Aim: Copy out the whole listing exactly as written, leaving the pictures behind.

Data records:
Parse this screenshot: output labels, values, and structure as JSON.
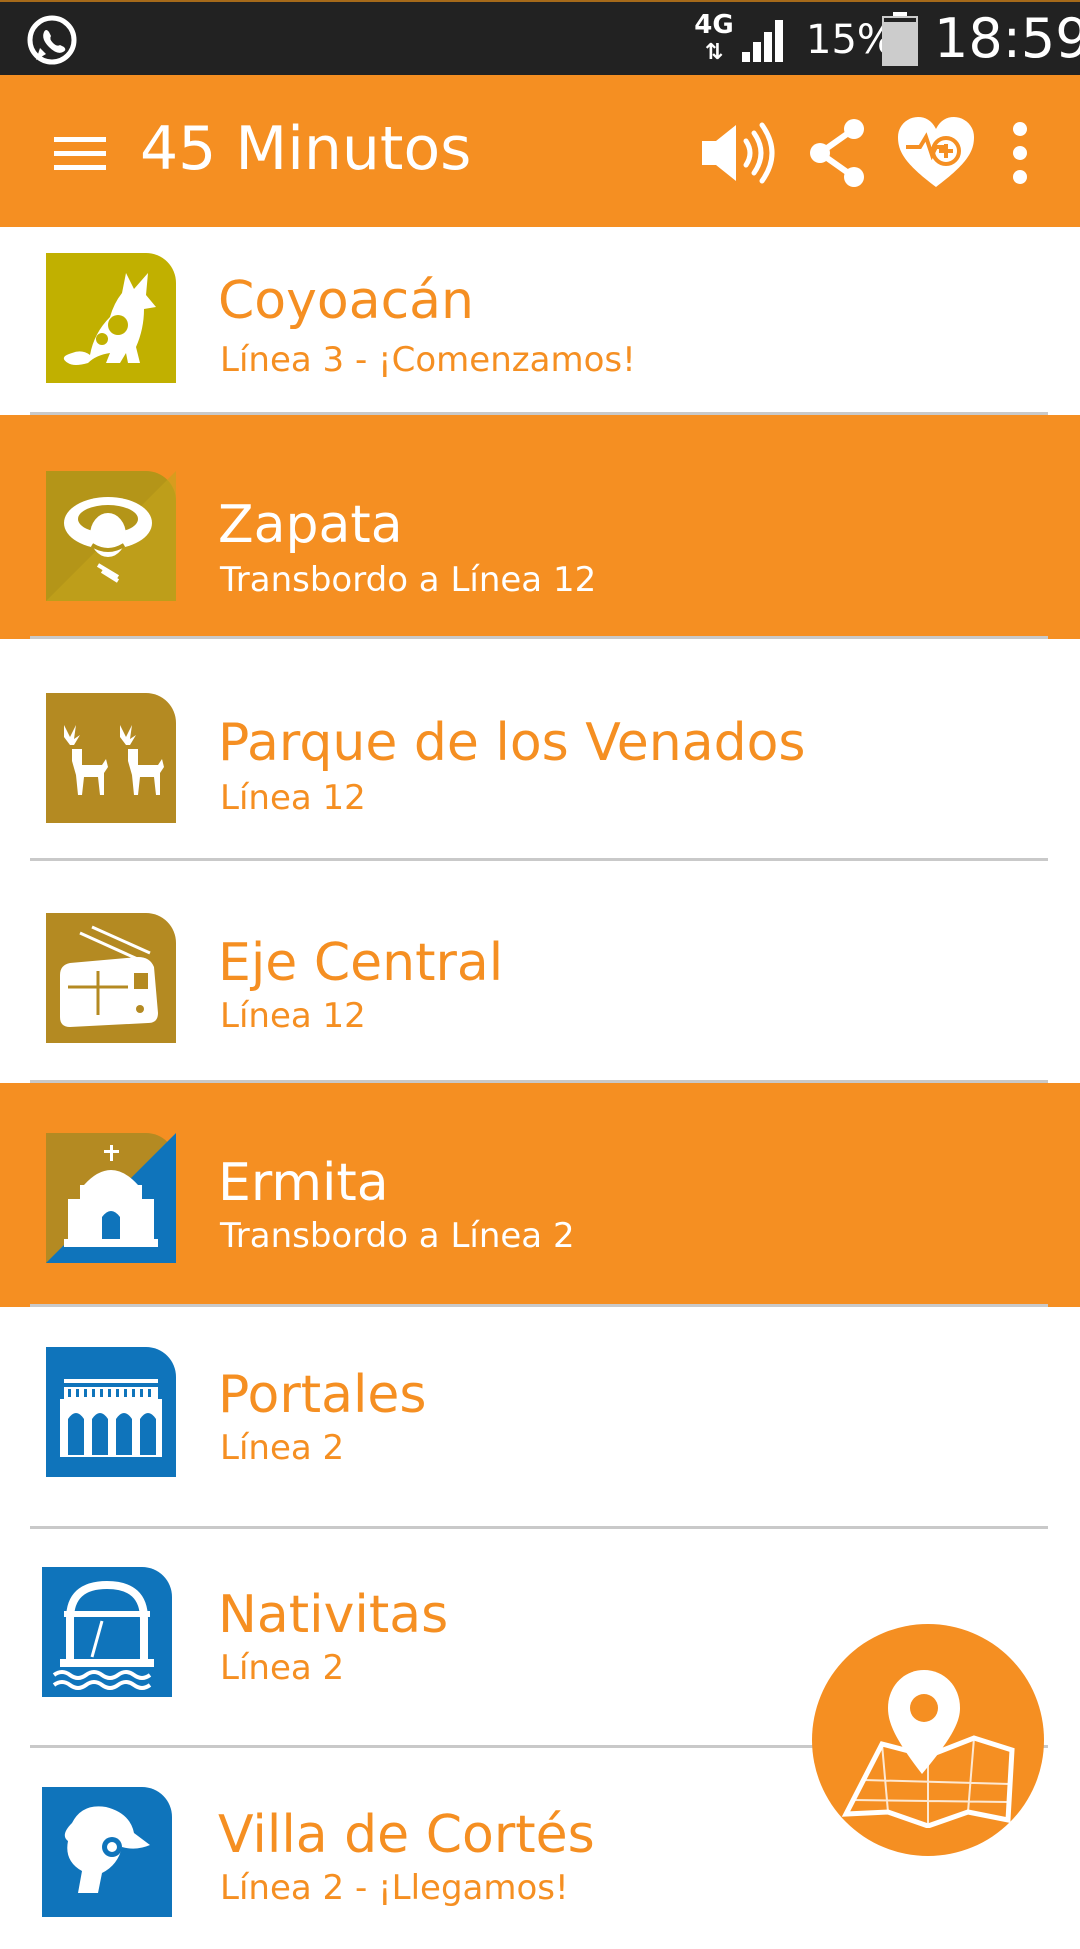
{
  "status_bar": {
    "network": "4G",
    "battery": "15%",
    "time": "18:59",
    "notification_icon": "whatsapp-icon"
  },
  "app_bar": {
    "title": "45 Minutos",
    "actions": [
      "menu-icon",
      "volume-icon",
      "share-icon",
      "favorite-heart-icon",
      "more-vert-icon"
    ]
  },
  "stations": [
    {
      "name": "Coyoacán",
      "line": "Línea 3 - ¡Comenzamos!",
      "highlight": false,
      "icon": "coyote-icon",
      "icon_color": "#c1b000"
    },
    {
      "name": "Zapata",
      "line": "Transbordo a Línea 12",
      "highlight": true,
      "icon": "zapata-icon",
      "icon_color": "#b49518"
    },
    {
      "name": "Parque de los Venados",
      "line": "Línea 12",
      "highlight": false,
      "icon": "deer-icon",
      "icon_color": "#b48a22"
    },
    {
      "name": "Eje Central",
      "line": "Línea 12",
      "highlight": false,
      "icon": "trolleybus-icon",
      "icon_color": "#b48a22"
    },
    {
      "name": "Ermita",
      "line": "Transbordo a Línea 2",
      "highlight": true,
      "icon": "chapel-icon",
      "icon_color": "#b48a22"
    },
    {
      "name": "Portales",
      "line": "Línea 2",
      "highlight": false,
      "icon": "arches-icon",
      "icon_color": "#0f74bb"
    },
    {
      "name": "Nativitas",
      "line": "Línea 2",
      "highlight": false,
      "icon": "kiosk-icon",
      "icon_color": "#0f74bb"
    },
    {
      "name": "Villa de Cortés",
      "line": "Línea 2 - ¡Llegamos!",
      "highlight": false,
      "icon": "cortes-helmet-icon",
      "icon_color": "#0f74bb"
    }
  ],
  "colors": {
    "accent": "#f58f22",
    "status_bar": "#222222",
    "line12_gold": "#b48a22",
    "line3_olive": "#c1b000",
    "line2_blue": "#0f74bb",
    "divider": "#c9c9c9"
  },
  "fab": {
    "icon": "map-pin-icon"
  }
}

Final result:
Parse this screenshot: output labels, values, and structure as JSON.
{
  "status_bar": {
    "network": "4G",
    "battery": "15%",
    "time": "18:59",
    "notification_icon": "whatsapp-icon"
  },
  "app_bar": {
    "title": "45 Minutos",
    "actions": [
      "menu-icon",
      "volume-icon",
      "share-icon",
      "favorite-heart-icon",
      "more-vert-icon"
    ]
  },
  "stations": [
    {
      "name": "Coyoacán",
      "line": "Línea 3 - ¡Comenzamos!",
      "highlight": false,
      "icon": "coyote-icon",
      "icon_color": "#c1b000"
    },
    {
      "name": "Zapata",
      "line": "Transbordo a Línea 12",
      "highlight": true,
      "icon": "zapata-icon",
      "icon_color": "#b49518"
    },
    {
      "name": "Parque de los Venados",
      "line": "Línea 12",
      "highlight": false,
      "icon": "deer-icon",
      "icon_color": "#b48a22"
    },
    {
      "name": "Eje Central",
      "line": "Línea 12",
      "highlight": false,
      "icon": "trolleybus-icon",
      "icon_color": "#b48a22"
    },
    {
      "name": "Ermita",
      "line": "Transbordo a Línea 2",
      "highlight": true,
      "icon": "chapel-icon",
      "icon_color": "#b48a22"
    },
    {
      "name": "Portales",
      "line": "Línea 2",
      "highlight": false,
      "icon": "arches-icon",
      "icon_color": "#0f74bb"
    },
    {
      "name": "Nativitas",
      "line": "Línea 2",
      "highlight": false,
      "icon": "kiosk-icon",
      "icon_color": "#0f74bb"
    },
    {
      "name": "Villa de Cortés",
      "line": "Línea 2 - ¡Llegamos!",
      "highlight": false,
      "icon": "cortes-helmet-icon",
      "icon_color": "#0f74bb"
    }
  ],
  "colors": {
    "accent": "#f58f22",
    "status_bar": "#222222",
    "line12_gold": "#b48a22",
    "line3_olive": "#c1b000",
    "line2_blue": "#0f74bb",
    "divider": "#c9c9c9"
  },
  "fab": {
    "icon": "map-pin-icon"
  }
}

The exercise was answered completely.